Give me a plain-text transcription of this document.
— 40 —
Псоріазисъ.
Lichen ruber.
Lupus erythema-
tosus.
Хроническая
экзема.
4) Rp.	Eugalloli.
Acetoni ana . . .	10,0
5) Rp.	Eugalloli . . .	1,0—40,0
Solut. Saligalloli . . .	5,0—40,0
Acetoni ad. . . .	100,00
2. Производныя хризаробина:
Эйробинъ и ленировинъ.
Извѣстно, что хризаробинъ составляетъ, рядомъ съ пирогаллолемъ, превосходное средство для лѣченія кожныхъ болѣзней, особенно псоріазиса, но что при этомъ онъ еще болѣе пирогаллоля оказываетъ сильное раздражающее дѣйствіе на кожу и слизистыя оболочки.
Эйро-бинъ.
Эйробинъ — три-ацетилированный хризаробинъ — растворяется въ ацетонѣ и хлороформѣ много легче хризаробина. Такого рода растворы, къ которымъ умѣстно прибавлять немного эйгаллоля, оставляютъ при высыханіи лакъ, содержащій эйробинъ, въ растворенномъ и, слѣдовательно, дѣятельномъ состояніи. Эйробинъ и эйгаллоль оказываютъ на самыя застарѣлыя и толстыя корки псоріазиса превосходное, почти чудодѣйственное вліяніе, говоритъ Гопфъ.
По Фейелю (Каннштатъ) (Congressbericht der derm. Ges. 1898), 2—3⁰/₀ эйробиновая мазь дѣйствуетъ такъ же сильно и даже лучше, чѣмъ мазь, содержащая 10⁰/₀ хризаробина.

--

— Aim —
Across all the entries, count the lines that contain the word "псоріазиса" and give the number by itself.

— Full solution —
2